[Records contained in a dataset]

______________________________

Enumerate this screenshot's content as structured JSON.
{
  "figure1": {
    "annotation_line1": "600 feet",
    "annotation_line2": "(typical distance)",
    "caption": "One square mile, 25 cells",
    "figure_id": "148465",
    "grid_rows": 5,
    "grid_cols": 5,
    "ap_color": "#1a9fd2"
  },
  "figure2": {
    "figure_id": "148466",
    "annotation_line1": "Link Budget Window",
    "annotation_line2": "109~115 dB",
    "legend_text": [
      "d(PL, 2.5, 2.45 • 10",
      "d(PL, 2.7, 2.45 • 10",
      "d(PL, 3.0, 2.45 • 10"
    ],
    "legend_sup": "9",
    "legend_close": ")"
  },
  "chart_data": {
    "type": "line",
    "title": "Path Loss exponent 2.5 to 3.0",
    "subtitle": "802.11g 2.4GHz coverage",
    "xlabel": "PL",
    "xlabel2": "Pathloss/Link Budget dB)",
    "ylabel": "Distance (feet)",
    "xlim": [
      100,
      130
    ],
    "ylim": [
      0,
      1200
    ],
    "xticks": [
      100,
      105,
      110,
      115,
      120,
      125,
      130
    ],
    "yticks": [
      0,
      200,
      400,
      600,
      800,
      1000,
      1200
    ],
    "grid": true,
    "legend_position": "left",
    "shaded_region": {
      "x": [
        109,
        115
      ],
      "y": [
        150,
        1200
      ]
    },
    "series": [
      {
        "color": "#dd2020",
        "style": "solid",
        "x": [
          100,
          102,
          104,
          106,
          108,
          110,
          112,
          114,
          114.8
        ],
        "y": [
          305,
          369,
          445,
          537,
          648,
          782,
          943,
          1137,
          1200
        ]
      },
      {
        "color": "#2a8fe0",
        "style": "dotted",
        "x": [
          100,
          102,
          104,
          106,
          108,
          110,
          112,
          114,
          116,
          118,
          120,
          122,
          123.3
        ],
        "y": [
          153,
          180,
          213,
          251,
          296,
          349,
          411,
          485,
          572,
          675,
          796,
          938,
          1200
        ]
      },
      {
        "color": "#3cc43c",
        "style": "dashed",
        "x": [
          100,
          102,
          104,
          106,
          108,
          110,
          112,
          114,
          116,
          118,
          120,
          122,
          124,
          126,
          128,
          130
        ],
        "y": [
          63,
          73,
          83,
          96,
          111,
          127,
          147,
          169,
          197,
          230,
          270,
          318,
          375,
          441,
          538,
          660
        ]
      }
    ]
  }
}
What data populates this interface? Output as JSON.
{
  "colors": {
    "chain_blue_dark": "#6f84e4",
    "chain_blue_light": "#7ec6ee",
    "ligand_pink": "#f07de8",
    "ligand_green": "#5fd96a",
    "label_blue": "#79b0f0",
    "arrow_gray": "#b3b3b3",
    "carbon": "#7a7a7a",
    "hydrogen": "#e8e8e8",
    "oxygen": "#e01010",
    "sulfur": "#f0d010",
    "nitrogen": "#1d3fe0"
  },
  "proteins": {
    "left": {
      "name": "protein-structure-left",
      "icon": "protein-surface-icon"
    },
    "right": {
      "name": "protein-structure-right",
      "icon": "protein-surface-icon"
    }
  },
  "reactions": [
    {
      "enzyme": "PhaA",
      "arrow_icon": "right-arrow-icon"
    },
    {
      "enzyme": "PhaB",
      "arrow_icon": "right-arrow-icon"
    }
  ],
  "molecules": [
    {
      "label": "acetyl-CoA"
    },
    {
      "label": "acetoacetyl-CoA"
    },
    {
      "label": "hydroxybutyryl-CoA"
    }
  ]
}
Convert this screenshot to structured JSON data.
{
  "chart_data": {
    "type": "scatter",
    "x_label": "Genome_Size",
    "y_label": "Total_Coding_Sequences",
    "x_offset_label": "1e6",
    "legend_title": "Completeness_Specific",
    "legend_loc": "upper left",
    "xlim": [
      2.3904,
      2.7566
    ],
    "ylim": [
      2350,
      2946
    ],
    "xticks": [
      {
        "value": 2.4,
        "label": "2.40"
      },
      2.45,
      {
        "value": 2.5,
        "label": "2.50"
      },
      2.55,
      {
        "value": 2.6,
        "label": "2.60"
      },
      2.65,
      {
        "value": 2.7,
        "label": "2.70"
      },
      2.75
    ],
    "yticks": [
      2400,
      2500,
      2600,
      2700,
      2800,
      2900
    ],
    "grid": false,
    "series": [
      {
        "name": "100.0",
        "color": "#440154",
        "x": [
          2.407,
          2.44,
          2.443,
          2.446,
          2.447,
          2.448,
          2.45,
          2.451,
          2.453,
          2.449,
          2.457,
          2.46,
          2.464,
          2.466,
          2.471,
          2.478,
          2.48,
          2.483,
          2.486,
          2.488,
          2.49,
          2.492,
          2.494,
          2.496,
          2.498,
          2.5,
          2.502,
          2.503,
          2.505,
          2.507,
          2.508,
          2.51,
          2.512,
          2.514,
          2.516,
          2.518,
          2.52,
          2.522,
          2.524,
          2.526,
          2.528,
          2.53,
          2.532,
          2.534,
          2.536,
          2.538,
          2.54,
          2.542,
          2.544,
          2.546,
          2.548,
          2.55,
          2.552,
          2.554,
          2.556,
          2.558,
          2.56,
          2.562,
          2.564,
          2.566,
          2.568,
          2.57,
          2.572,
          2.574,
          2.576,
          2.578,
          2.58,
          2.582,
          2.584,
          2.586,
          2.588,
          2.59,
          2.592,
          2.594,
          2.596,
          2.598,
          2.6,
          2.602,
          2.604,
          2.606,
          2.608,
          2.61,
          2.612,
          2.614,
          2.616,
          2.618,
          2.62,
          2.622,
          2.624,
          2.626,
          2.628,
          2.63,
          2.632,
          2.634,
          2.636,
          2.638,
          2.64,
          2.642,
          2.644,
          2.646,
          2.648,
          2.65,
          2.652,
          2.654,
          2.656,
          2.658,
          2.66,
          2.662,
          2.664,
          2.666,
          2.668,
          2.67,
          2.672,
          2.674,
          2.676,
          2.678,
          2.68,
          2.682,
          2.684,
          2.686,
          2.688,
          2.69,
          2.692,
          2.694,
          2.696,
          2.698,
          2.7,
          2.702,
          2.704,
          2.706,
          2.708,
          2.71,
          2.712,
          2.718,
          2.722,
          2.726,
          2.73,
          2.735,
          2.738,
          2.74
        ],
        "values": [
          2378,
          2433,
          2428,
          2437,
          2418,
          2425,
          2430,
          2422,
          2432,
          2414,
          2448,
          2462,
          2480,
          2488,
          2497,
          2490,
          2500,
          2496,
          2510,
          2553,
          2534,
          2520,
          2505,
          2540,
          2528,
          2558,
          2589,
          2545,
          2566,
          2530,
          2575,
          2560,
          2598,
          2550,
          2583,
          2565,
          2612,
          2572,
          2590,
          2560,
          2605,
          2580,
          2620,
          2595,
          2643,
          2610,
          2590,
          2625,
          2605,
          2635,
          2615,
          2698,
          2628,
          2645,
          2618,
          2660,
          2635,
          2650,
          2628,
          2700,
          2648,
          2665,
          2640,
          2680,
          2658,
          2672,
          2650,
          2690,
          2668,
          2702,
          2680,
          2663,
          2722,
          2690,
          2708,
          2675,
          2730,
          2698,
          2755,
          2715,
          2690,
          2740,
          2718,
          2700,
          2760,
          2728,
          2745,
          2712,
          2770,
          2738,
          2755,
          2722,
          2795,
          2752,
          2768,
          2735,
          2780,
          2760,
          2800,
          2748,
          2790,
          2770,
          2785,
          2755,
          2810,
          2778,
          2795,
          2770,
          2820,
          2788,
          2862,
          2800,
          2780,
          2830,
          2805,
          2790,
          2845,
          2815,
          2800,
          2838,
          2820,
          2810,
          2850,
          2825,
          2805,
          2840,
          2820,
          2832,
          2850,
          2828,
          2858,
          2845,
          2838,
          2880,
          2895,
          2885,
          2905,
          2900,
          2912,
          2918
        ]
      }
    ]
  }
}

______________________________

### Exercise details
The expected answer is a copy of every line in the entries that holds the word "Budget".

### Result
    "annotation_line1": "Link Budget Window",
    "xlabel2": "Pathloss/Link Budget dB)",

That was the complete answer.